Goal:
Write every record out again exactly, and keep images out of it.

····················

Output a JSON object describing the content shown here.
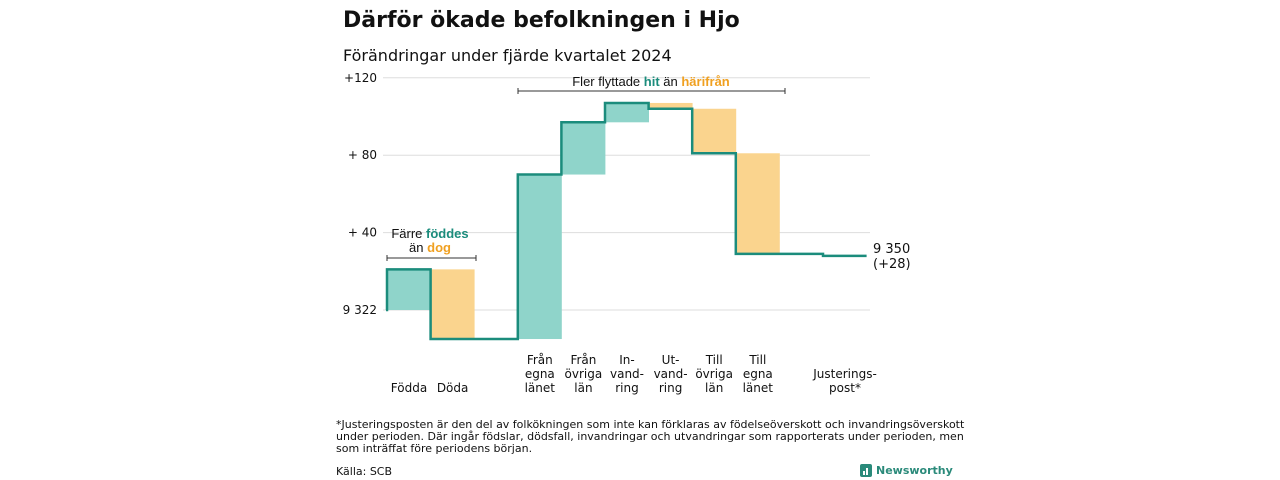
{
  "title": "Därför ökade befolkningen i Hjo",
  "subtitle": "Förändringar under fjärde kvartalet 2024",
  "colors": {
    "increase": "#8fd4ca",
    "decrease": "#fad48e",
    "line": "#1b8c7c",
    "accent_green": "#1b8c7c",
    "accent_orange": "#f0a020",
    "grid": "#dddddd"
  },
  "chart_data": {
    "type": "bar",
    "subtype": "waterfall",
    "title": "Därför ökade befolkningen i Hjo",
    "subtitle": "Förändringar under fjärde kvartalet 2024",
    "base_value": 9322,
    "ylim": [
      -15,
      120
    ],
    "y_ticks": [
      {
        "value": 0,
        "label": "9 322"
      },
      {
        "value": 40,
        "label": "+ 40"
      },
      {
        "value": 80,
        "label": "+ 80"
      },
      {
        "value": 120,
        "label": "+120"
      }
    ],
    "grid": true,
    "bars": [
      {
        "lines": [
          "Födda"
        ],
        "delta": 21,
        "start": 0,
        "end": 21,
        "kind": "increase"
      },
      {
        "lines": [
          "Döda"
        ],
        "delta": -36,
        "start": 21,
        "end": -15,
        "kind": "decrease"
      },
      {
        "lines": [],
        "delta": 0,
        "start": -15,
        "end": -15,
        "kind": "spacer"
      },
      {
        "lines": [
          "Från",
          "egna",
          "länet"
        ],
        "delta": 85,
        "start": -15,
        "end": 70,
        "kind": "increase"
      },
      {
        "lines": [
          "Från",
          "övriga",
          "län"
        ],
        "delta": 27,
        "start": 70,
        "end": 97,
        "kind": "increase"
      },
      {
        "lines": [
          "In-",
          "vand-",
          "ring"
        ],
        "delta": 10,
        "start": 97,
        "end": 107,
        "kind": "increase"
      },
      {
        "lines": [
          "Ut-",
          "vand-",
          "ring"
        ],
        "delta": -3,
        "start": 107,
        "end": 104,
        "kind": "decrease"
      },
      {
        "lines": [
          "Till",
          "övriga",
          "län"
        ],
        "delta": -23,
        "start": 104,
        "end": 81,
        "kind": "decrease"
      },
      {
        "lines": [
          "Till",
          "egna",
          "länet"
        ],
        "delta": -52,
        "start": 81,
        "end": 29,
        "kind": "decrease"
      },
      {
        "lines": [],
        "delta": 0,
        "start": 29,
        "end": 29,
        "kind": "spacer"
      },
      {
        "lines": [
          "Justerings-",
          "post*"
        ],
        "delta": -1,
        "start": 29,
        "end": 28,
        "kind": "adjustment"
      }
    ],
    "end_label": {
      "value": "9 350",
      "change": "(+28)"
    }
  },
  "annotations": {
    "births": {
      "line1": "Färre ",
      "line1_bold": "föddes",
      "line2": "än ",
      "line2_bold": "dog"
    },
    "migration": {
      "text1": "Fler flyttade ",
      "bold1": "hit",
      "text2": " än ",
      "bold2": "härifrån"
    }
  },
  "footnote": [
    "*Justeringsposten är den del av folkökningen som inte kan förklaras av födelseöverskott och invandringsöverskott",
    "under perioden. Där ingår födslar, dödsfall, invandringar och utvandringar som rapporterats under perioden, men",
    "som inträffat före periodens början."
  ],
  "source": "Källa: SCB",
  "brand": "Newsworthy"
}
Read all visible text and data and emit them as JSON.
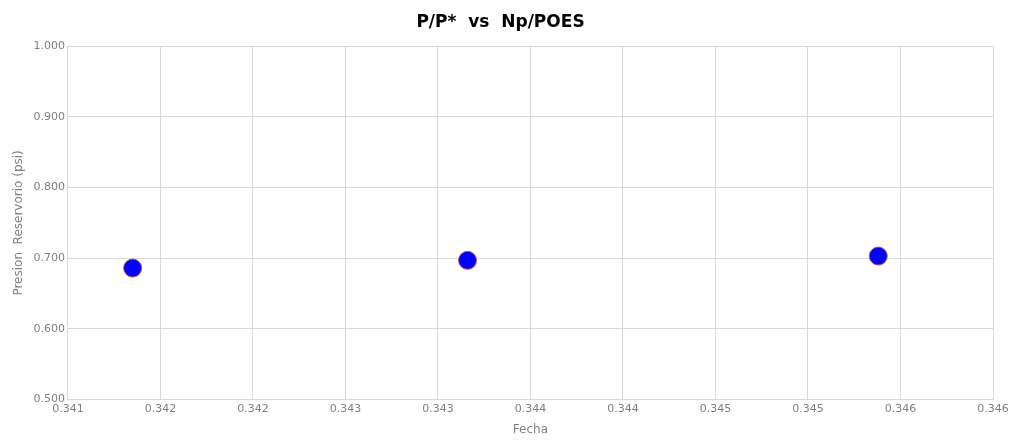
{
  "chart_data": {
    "type": "scatter",
    "title": "P/P*  vs  Np/POES",
    "xlabel": "Fecha",
    "ylabel": "Presion  Reservorio (psi)",
    "x": [
      0.34135,
      0.34316,
      0.34538
    ],
    "series": [
      {
        "color": "#0000ff",
        "values": [
          0.686,
          0.697,
          0.703
        ]
      }
    ],
    "xlim": [
      0.341,
      0.346
    ],
    "xticks": [
      {
        "value": 0.341,
        "label": "0.341"
      },
      {
        "value": 0.3415,
        "label": "0.342"
      },
      {
        "value": 0.342,
        "label": "0.342"
      },
      {
        "value": 0.3425,
        "label": "0.343"
      },
      {
        "value": 0.343,
        "label": "0.343"
      },
      {
        "value": 0.3435,
        "label": "0.344"
      },
      {
        "value": 0.344,
        "label": "0.344"
      },
      {
        "value": 0.3445,
        "label": "0.345"
      },
      {
        "value": 0.345,
        "label": "0.345"
      },
      {
        "value": 0.3455,
        "label": "0.346"
      },
      {
        "value": 0.346,
        "label": "0.346"
      }
    ],
    "ylim": [
      0.5,
      1.0
    ],
    "yticks": [
      {
        "value": 0.5,
        "label": "0.500"
      },
      {
        "value": 0.6,
        "label": "0.600"
      },
      {
        "value": 0.7,
        "label": "0.700"
      },
      {
        "value": 0.8,
        "label": "0.800"
      },
      {
        "value": 0.9,
        "label": "0.900"
      },
      {
        "value": 1.0,
        "label": "1.000"
      }
    ],
    "grid": true,
    "marker": "circle"
  }
}
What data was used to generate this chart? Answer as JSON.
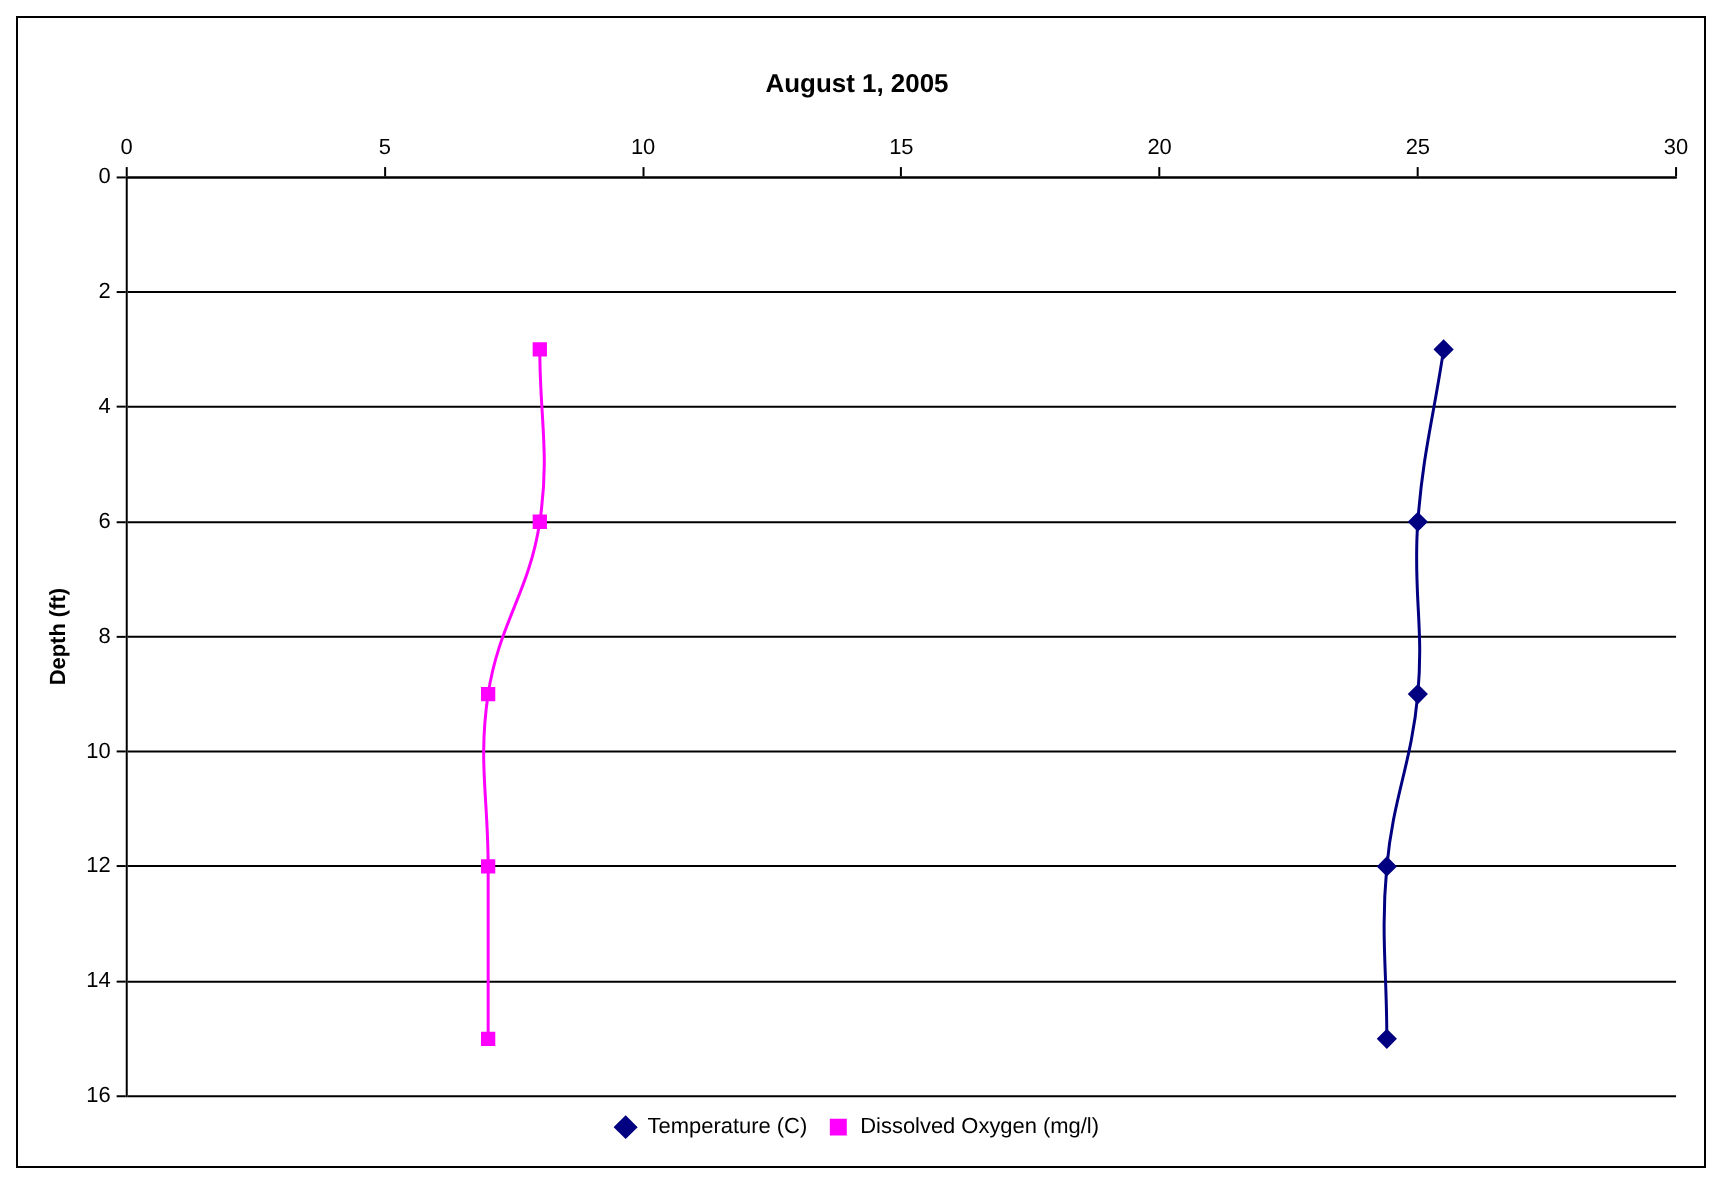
{
  "chart_data": {
    "type": "line",
    "title": "August 1, 2005",
    "ylabel": "Depth (ft)",
    "xlim": [
      0,
      30
    ],
    "xticks": [
      0,
      5,
      10,
      15,
      20,
      25,
      30
    ],
    "ylim": [
      16,
      0
    ],
    "yticks": [
      0,
      2,
      4,
      6,
      8,
      10,
      12,
      14,
      16
    ],
    "grid": "y",
    "legend": "bottom",
    "line_style": "solid",
    "series": [
      {
        "name": "Temperature (C)",
        "color": "#000080",
        "marker": "diamond",
        "x": [
          25.5,
          25.0,
          25.0,
          24.4,
          24.4
        ],
        "values": [
          3,
          6,
          9,
          12,
          15
        ]
      },
      {
        "name": "Dissolved Oxygen (mg/l)",
        "color": "#ff00ff",
        "marker": "square",
        "x": [
          8.0,
          8.0,
          7.0,
          7.0,
          7.0
        ],
        "values": [
          3,
          6,
          9,
          12,
          15
        ]
      }
    ]
  }
}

····················

Reply:
Output a JSON object describing the content shown here.
{
  "title": "Därför ökade befolkningen i Hjo",
  "subtitle": "Förändringar under fjärde kvartalet 2024",
  "colors": {
    "increase": "#8fd4ca",
    "decrease": "#fad48e",
    "line": "#1b8c7c",
    "accent_green": "#1b8c7c",
    "accent_orange": "#f0a020",
    "grid": "#dddddd"
  },
  "chart_data": {
    "type": "bar",
    "subtype": "waterfall",
    "title": "Därför ökade befolkningen i Hjo",
    "subtitle": "Förändringar under fjärde kvartalet 2024",
    "base_value": 9322,
    "ylim": [
      -15,
      120
    ],
    "y_ticks": [
      {
        "value": 0,
        "label": "9 322"
      },
      {
        "value": 40,
        "label": "+ 40"
      },
      {
        "value": 80,
        "label": "+ 80"
      },
      {
        "value": 120,
        "label": "+120"
      }
    ],
    "grid": true,
    "bars": [
      {
        "lines": [
          "Födda"
        ],
        "delta": 21,
        "start": 0,
        "end": 21,
        "kind": "increase"
      },
      {
        "lines": [
          "Döda"
        ],
        "delta": -36,
        "start": 21,
        "end": -15,
        "kind": "decrease"
      },
      {
        "lines": [],
        "delta": 0,
        "start": -15,
        "end": -15,
        "kind": "spacer"
      },
      {
        "lines": [
          "Från",
          "egna",
          "länet"
        ],
        "delta": 85,
        "start": -15,
        "end": 70,
        "kind": "increase"
      },
      {
        "lines": [
          "Från",
          "övriga",
          "län"
        ],
        "delta": 27,
        "start": 70,
        "end": 97,
        "kind": "increase"
      },
      {
        "lines": [
          "In-",
          "vand-",
          "ring"
        ],
        "delta": 10,
        "start": 97,
        "end": 107,
        "kind": "increase"
      },
      {
        "lines": [
          "Ut-",
          "vand-",
          "ring"
        ],
        "delta": -3,
        "start": 107,
        "end": 104,
        "kind": "decrease"
      },
      {
        "lines": [
          "Till",
          "övriga",
          "län"
        ],
        "delta": -23,
        "start": 104,
        "end": 81,
        "kind": "decrease"
      },
      {
        "lines": [
          "Till",
          "egna",
          "länet"
        ],
        "delta": -52,
        "start": 81,
        "end": 29,
        "kind": "decrease"
      },
      {
        "lines": [],
        "delta": 0,
        "start": 29,
        "end": 29,
        "kind": "spacer"
      },
      {
        "lines": [
          "Justerings-",
          "post*"
        ],
        "delta": -1,
        "start": 29,
        "end": 28,
        "kind": "adjustment"
      }
    ],
    "end_label": {
      "value": "9 350",
      "change": "(+28)"
    }
  },
  "annotations": {
    "births": {
      "line1": "Färre ",
      "line1_bold": "föddes",
      "line2": "än ",
      "line2_bold": "dog"
    },
    "migration": {
      "text1": "Fler flyttade ",
      "bold1": "hit",
      "text2": " än ",
      "bold2": "härifrån"
    }
  },
  "footnote": [
    "*Justeringsposten är den del av folkökningen som inte kan förklaras av födelseöverskott och invandringsöverskott",
    "under perioden. Där ingår födslar, dödsfall, invandringar och utvandringar som rapporterats under perioden, men",
    "som inträffat före periodens början."
  ],
  "source": "Källa: SCB",
  "brand": "Newsworthy"
}
Read all visible text and data and emit them as JSON.
{
  "chart_data": {
    "type": "scatter",
    "title": "P/P*  vs  Np/POES",
    "xlabel": "Fecha",
    "ylabel": "Presion  Reservorio (psi)",
    "x": [
      0.34135,
      0.34316,
      0.34538
    ],
    "series": [
      {
        "color": "#0000ff",
        "values": [
          0.686,
          0.697,
          0.703
        ]
      }
    ],
    "xlim": [
      0.341,
      0.346
    ],
    "xticks": [
      {
        "value": 0.341,
        "label": "0.341"
      },
      {
        "value": 0.3415,
        "label": "0.342"
      },
      {
        "value": 0.342,
        "label": "0.342"
      },
      {
        "value": 0.3425,
        "label": "0.343"
      },
      {
        "value": 0.343,
        "label": "0.343"
      },
      {
        "value": 0.3435,
        "label": "0.344"
      },
      {
        "value": 0.344,
        "label": "0.344"
      },
      {
        "value": 0.3445,
        "label": "0.345"
      },
      {
        "value": 0.345,
        "label": "0.345"
      },
      {
        "value": 0.3455,
        "label": "0.346"
      },
      {
        "value": 0.346,
        "label": "0.346"
      }
    ],
    "ylim": [
      0.5,
      1.0
    ],
    "yticks": [
      {
        "value": 0.5,
        "label": "0.500"
      },
      {
        "value": 0.6,
        "label": "0.600"
      },
      {
        "value": 0.7,
        "label": "0.700"
      },
      {
        "value": 0.8,
        "label": "0.800"
      },
      {
        "value": 0.9,
        "label": "0.900"
      },
      {
        "value": 1.0,
        "label": "1.000"
      }
    ],
    "grid": true,
    "marker": "circle"
  }
}
What data was used to generate this chart? Answer as JSON.
{
  "chart_data": {
    "type": "line",
    "title": "August 1, 2005",
    "ylabel": "Depth (ft)",
    "xlim": [
      0,
      30
    ],
    "xticks": [
      0,
      5,
      10,
      15,
      20,
      25,
      30
    ],
    "ylim": [
      16,
      0
    ],
    "yticks": [
      0,
      2,
      4,
      6,
      8,
      10,
      12,
      14,
      16
    ],
    "grid": "y",
    "legend": "bottom",
    "line_style": "solid",
    "series": [
      {
        "name": "Temperature (C)",
        "color": "#000080",
        "marker": "diamond",
        "x": [
          25.5,
          25.0,
          25.0,
          24.4,
          24.4
        ],
        "values": [
          3,
          6,
          9,
          12,
          15
        ]
      },
      {
        "name": "Dissolved Oxygen (mg/l)",
        "color": "#ff00ff",
        "marker": "square",
        "x": [
          8.0,
          8.0,
          7.0,
          7.0,
          7.0
        ],
        "values": [
          3,
          6,
          9,
          12,
          15
        ]
      }
    ]
  }
}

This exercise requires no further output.